» **TEXTO DE ORIGEM**
━━━
Cada uma das quatro dimensões atrás apresentadas (projecto colectivo e social, espaço urbano, dimensão individual e familiar, automóvel) pode estar sujeita a forças contrárias cujo resultado é uma tendência favorável (+) ou desfavorável (-) à automobilidade (fig. 1). Se uma delas, o automóvel enquanto objecto técnico, é por natureza genérica e independente do contexto específico, seja regional ou nacional, as outras três variam no espaço e no tempo.

 

 

A dimensão urbana é talvez a mais marcante. Os processos de crescimento urbano das duas áreas metropolitanas portuguesas, Lisboa e Porto, apresentam diferenças substanciais (Gato, 2013). Configuram sistemas de localizações contrastados e reveladores de processos que encontram a sua origem no legado geo-histórico de regiões densamente habitadas (45% da população portuguesa).
━━━
» **DADOS FORNECIDOS**
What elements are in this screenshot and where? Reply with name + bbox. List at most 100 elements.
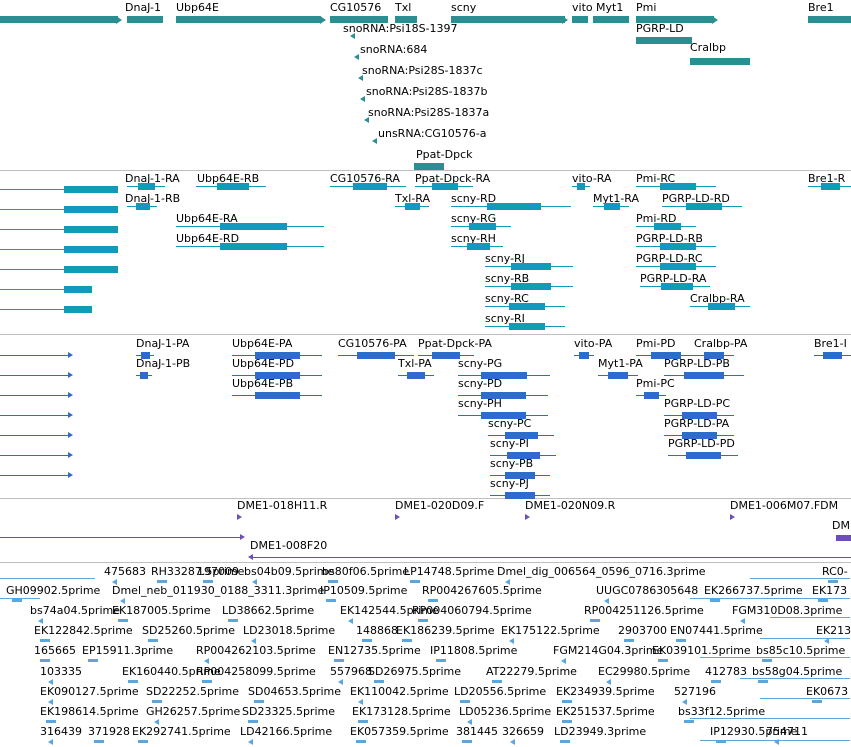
━━━
» **EXERCÍCIO PROPOSTO**
Extraia do texto de origem, sem qualquer alteração, o trecho que vai de "A dimensão urbana" até "da população portuguesa).". Os dados constituem material à parte, sem ligação ao texto de origem.

» **RESPOSTA AO EXERCÍCIO**
A dimensão urbana é talvez a mais marcante. Os processos de crescimento urbano das duas áreas metropolitanas portuguesas, Lisboa e Porto, apresentam diferenças substanciais (Gato, 2013). Configuram sistemas de localizações contrastados e reveladores de processos que encontram a sua origem no legado geo-histórico de regiões densamente habitadas (45% da população portuguesa).